* _Work required_:
Omit the pictures and output every entry below exactly as written.

* _Entries provided_:
— Begin —

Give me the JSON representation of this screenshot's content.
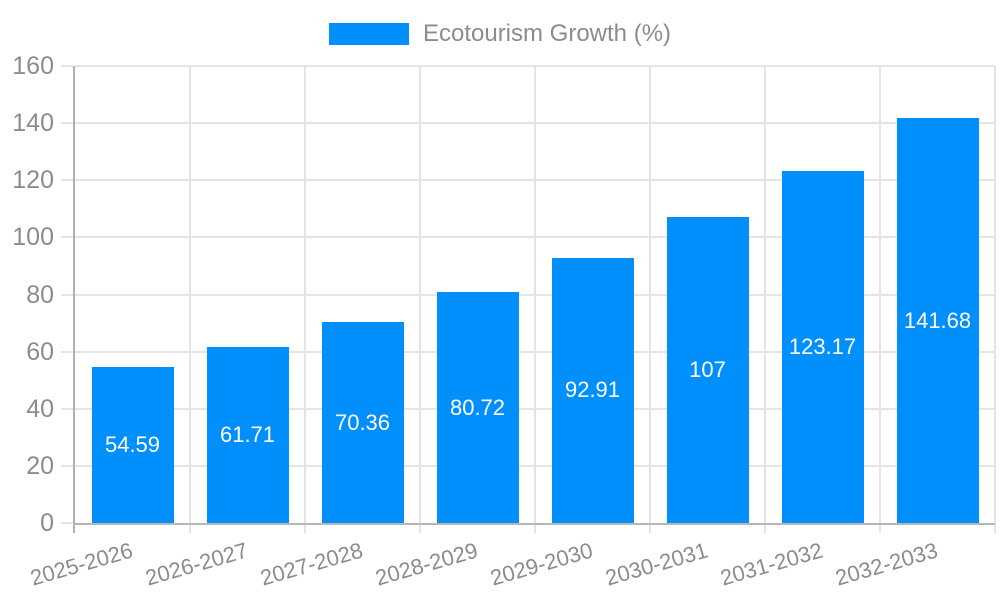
{
  "chart_data": {
    "type": "bar",
    "title": "Ecotourism Growth (%)",
    "categories": [
      "2025-2026",
      "2026-2027",
      "2027-2028",
      "2028-2029",
      "2029-2030",
      "2030-2031",
      "2031-2032",
      "2032-2033"
    ],
    "series": [
      {
        "name": "Ecotourism Growth (%)",
        "values": [
          54.59,
          61.71,
          70.36,
          80.72,
          92.91,
          107,
          123.17,
          141.68
        ],
        "data_labels": [
          "54.59",
          "61.71",
          "70.36",
          "80.72",
          "92.91",
          "107",
          "123.17",
          "141.68"
        ]
      }
    ],
    "xlabel": "",
    "ylabel": "",
    "ylim": [
      0,
      160
    ],
    "y_ticks": [
      0,
      20,
      40,
      60,
      80,
      100,
      120,
      140,
      160
    ],
    "grid": true,
    "legend_position": "top",
    "legend_label": "Ecotourism Growth (%)"
  },
  "style": {
    "bar_color": "#008FFB",
    "value_label_color": "#ffffff",
    "axis_label_color": "#8c8c8c",
    "legend_text_color": "#8c8c8c",
    "grid_color": "#e4e4e4",
    "y_axis_line_color": "#b0b0b0",
    "x_axis_line_color": "#b6b6b6",
    "background_color": "#ffffff"
  }
}
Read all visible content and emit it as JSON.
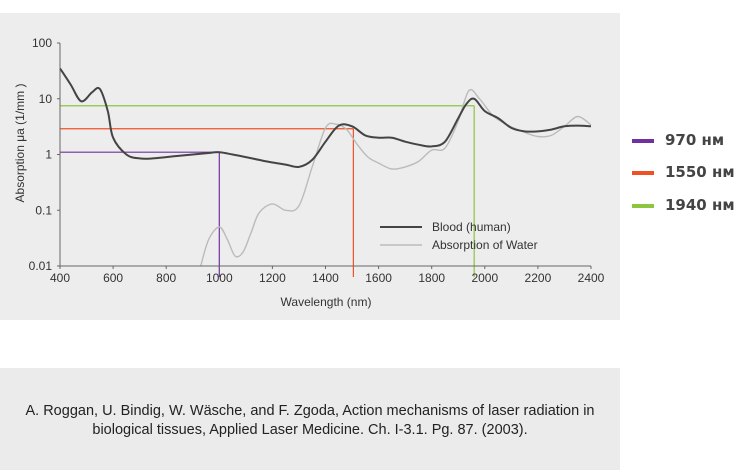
{
  "chart_data": {
    "type": "line",
    "xlabel": "Wavelength (nm)",
    "ylabel": "Absorption μa (1/mm )",
    "xlim": [
      400,
      2400
    ],
    "ylim": [
      0.01,
      100
    ],
    "yscale": "log",
    "x_ticks": [
      "400",
      "600",
      "800",
      "1000",
      "1200",
      "1400",
      "1600",
      "1800",
      "2000",
      "2200",
      "2400"
    ],
    "y_ticks": [
      "100",
      "10",
      "1",
      "0.1",
      "0.01"
    ],
    "grid": false,
    "legend_position": "lower-right",
    "series": [
      {
        "name": "Blood (human)",
        "color": "#444444",
        "x": [
          400,
          440,
          480,
          520,
          550,
          580,
          600,
          650,
          700,
          750,
          800,
          850,
          900,
          950,
          1000,
          1050,
          1100,
          1150,
          1200,
          1250,
          1300,
          1350,
          1400,
          1450,
          1500,
          1550,
          1600,
          1650,
          1700,
          1750,
          1800,
          1850,
          1900,
          1930,
          1960,
          2000,
          2050,
          2100,
          2150,
          2200,
          2250,
          2300,
          2350,
          2400
        ],
        "y": [
          35,
          18,
          9,
          13,
          15,
          6,
          2,
          1.0,
          0.85,
          0.85,
          0.9,
          0.95,
          1.0,
          1.05,
          1.1,
          1.0,
          0.9,
          0.8,
          0.72,
          0.66,
          0.6,
          0.8,
          1.7,
          3.3,
          3.2,
          2.2,
          2.0,
          2.0,
          1.7,
          1.5,
          1.4,
          1.7,
          4.5,
          8,
          10,
          6,
          4.5,
          3,
          2.6,
          2.6,
          2.8,
          3.2,
          3.3,
          3.2
        ]
      },
      {
        "name": "Absorption of Water",
        "color": "#bbbbbb",
        "x": [
          930,
          960,
          1000,
          1030,
          1060,
          1090,
          1120,
          1150,
          1200,
          1250,
          1300,
          1350,
          1400,
          1440,
          1480,
          1520,
          1560,
          1600,
          1650,
          1700,
          1750,
          1800,
          1850,
          1900,
          1940,
          1980,
          2030,
          2080,
          2150,
          2200,
          2250,
          2300,
          2350,
          2400
        ],
        "y": [
          0.01,
          0.03,
          0.05,
          0.03,
          0.015,
          0.018,
          0.04,
          0.09,
          0.13,
          0.1,
          0.12,
          0.6,
          3,
          3.5,
          2.8,
          1.5,
          0.9,
          0.7,
          0.55,
          0.6,
          0.75,
          1.2,
          1.3,
          4,
          14,
          10,
          5,
          3.5,
          2.5,
          2.1,
          2.2,
          3.2,
          4.8,
          3.4
        ]
      }
    ],
    "reference_lines": [
      {
        "label": "970 нм",
        "color": "#7030a0",
        "x": 1000,
        "y": 1.1
      },
      {
        "label": "1550 нм",
        "color": "#f05025",
        "x": 1505,
        "y": 2.9
      },
      {
        "label": "1940 нм",
        "color": "#8cc63f",
        "x": 1960,
        "y": 7.5
      }
    ]
  },
  "citation": "A. Roggan, U. Bindig, W. Wäsche, and F. Zgoda, Action mechanisms of laser radiation in biological tissues, Applied Laser Medicine. Ch. I-3.1. Pg. 87. (2003)."
}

— End —

* _Solution to the exercise_:
Give me the JSON representation of this screenshot's content.
{
  "chart_data": {
    "type": "bar",
    "title": "Ecotourism Growth (%)",
    "categories": [
      "2025-2026",
      "2026-2027",
      "2027-2028",
      "2028-2029",
      "2029-2030",
      "2030-2031",
      "2031-2032",
      "2032-2033"
    ],
    "series": [
      {
        "name": "Ecotourism Growth (%)",
        "values": [
          54.59,
          61.71,
          70.36,
          80.72,
          92.91,
          107,
          123.17,
          141.68
        ],
        "data_labels": [
          "54.59",
          "61.71",
          "70.36",
          "80.72",
          "92.91",
          "107",
          "123.17",
          "141.68"
        ]
      }
    ],
    "xlabel": "",
    "ylabel": "",
    "ylim": [
      0,
      160
    ],
    "y_ticks": [
      0,
      20,
      40,
      60,
      80,
      100,
      120,
      140,
      160
    ],
    "grid": true,
    "legend_position": "top",
    "legend_label": "Ecotourism Growth (%)"
  },
  "style": {
    "bar_color": "#008FFB",
    "value_label_color": "#ffffff",
    "axis_label_color": "#8c8c8c",
    "legend_text_color": "#8c8c8c",
    "grid_color": "#e4e4e4",
    "y_axis_line_color": "#b0b0b0",
    "x_axis_line_color": "#b6b6b6",
    "background_color": "#ffffff"
  }
}
Read all visible content and emit it as JSON.
{
  "chart_data": {
    "type": "line",
    "xlabel": "Wavelength (nm)",
    "ylabel": "Absorption μa (1/mm )",
    "xlim": [
      400,
      2400
    ],
    "ylim": [
      0.01,
      100
    ],
    "yscale": "log",
    "x_ticks": [
      "400",
      "600",
      "800",
      "1000",
      "1200",
      "1400",
      "1600",
      "1800",
      "2000",
      "2200",
      "2400"
    ],
    "y_ticks": [
      "100",
      "10",
      "1",
      "0.1",
      "0.01"
    ],
    "grid": false,
    "legend_position": "lower-right",
    "series": [
      {
        "name": "Blood (human)",
        "color": "#444444",
        "x": [
          400,
          440,
          480,
          520,
          550,
          580,
          600,
          650,
          700,
          750,
          800,
          850,
          900,
          950,
          1000,
          1050,
          1100,
          1150,
          1200,
          1250,
          1300,
          1350,
          1400,
          1450,
          1500,
          1550,
          1600,
          1650,
          1700,
          1750,
          1800,
          1850,
          1900,
          1930,
          1960,
          2000,
          2050,
          2100,
          2150,
          2200,
          2250,
          2300,
          2350,
          2400
        ],
        "y": [
          35,
          18,
          9,
          13,
          15,
          6,
          2,
          1.0,
          0.85,
          0.85,
          0.9,
          0.95,
          1.0,
          1.05,
          1.1,
          1.0,
          0.9,
          0.8,
          0.72,
          0.66,
          0.6,
          0.8,
          1.7,
          3.3,
          3.2,
          2.2,
          2.0,
          2.0,
          1.7,
          1.5,
          1.4,
          1.7,
          4.5,
          8,
          10,
          6,
          4.5,
          3,
          2.6,
          2.6,
          2.8,
          3.2,
          3.3,
          3.2
        ]
      },
      {
        "name": "Absorption of Water",
        "color": "#bbbbbb",
        "x": [
          930,
          960,
          1000,
          1030,
          1060,
          1090,
          1120,
          1150,
          1200,
          1250,
          1300,
          1350,
          1400,
          1440,
          1480,
          1520,
          1560,
          1600,
          1650,
          1700,
          1750,
          1800,
          1850,
          1900,
          1940,
          1980,
          2030,
          2080,
          2150,
          2200,
          2250,
          2300,
          2350,
          2400
        ],
        "y": [
          0.01,
          0.03,
          0.05,
          0.03,
          0.015,
          0.018,
          0.04,
          0.09,
          0.13,
          0.1,
          0.12,
          0.6,
          3,
          3.5,
          2.8,
          1.5,
          0.9,
          0.7,
          0.55,
          0.6,
          0.75,
          1.2,
          1.3,
          4,
          14,
          10,
          5,
          3.5,
          2.5,
          2.1,
          2.2,
          3.2,
          4.8,
          3.4
        ]
      }
    ],
    "reference_lines": [
      {
        "label": "970 нм",
        "color": "#7030a0",
        "x": 1000,
        "y": 1.1
      },
      {
        "label": "1550 нм",
        "color": "#f05025",
        "x": 1505,
        "y": 2.9
      },
      {
        "label": "1940 нм",
        "color": "#8cc63f",
        "x": 1960,
        "y": 7.5
      }
    ]
  },
  "citation": "A. Roggan, U. Bindig, W. Wäsche, and F. Zgoda, Action mechanisms of laser radiation in biological tissues, Applied Laser Medicine. Ch. I-3.1. Pg. 87. (2003)."
}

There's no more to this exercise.